*** Input data
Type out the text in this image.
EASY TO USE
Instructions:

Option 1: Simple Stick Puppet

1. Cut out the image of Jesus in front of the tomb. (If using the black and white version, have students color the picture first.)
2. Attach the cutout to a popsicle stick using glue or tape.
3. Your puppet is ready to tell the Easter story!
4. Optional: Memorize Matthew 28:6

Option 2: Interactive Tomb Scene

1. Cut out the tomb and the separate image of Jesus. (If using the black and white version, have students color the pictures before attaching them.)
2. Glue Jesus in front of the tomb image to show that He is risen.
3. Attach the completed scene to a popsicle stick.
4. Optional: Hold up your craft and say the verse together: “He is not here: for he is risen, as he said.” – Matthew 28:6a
******
**Brief**
Transcribe the entire listing above precisely.

**Response to the exercise**
Type out the text in this image.
EASY TO USE
Instructions:

Option 1: Simple Stick Puppet

1. Cut out the image of Jesus in front of the tomb. (If using the black and white version, have students color the picture first.)
2. Attach the cutout to a popsicle stick using glue or tape.
3. Your puppet is ready to tell the Easter story!
4. Optional: Memorize Matthew 28:6

Option 2: Interactive Tomb Scene

1. Cut out the tomb and the separate image of Jesus. (If using the black and white version, have students color the pictures before attaching them.)
2. Glue Jesus in front of the tomb image to show that He is risen.
3. Attach the completed scene to a popsicle stick.
4. Optional: Hold up your craft and say the verse together: “He is not here: for he is risen, as he said.” – Matthew 28:6a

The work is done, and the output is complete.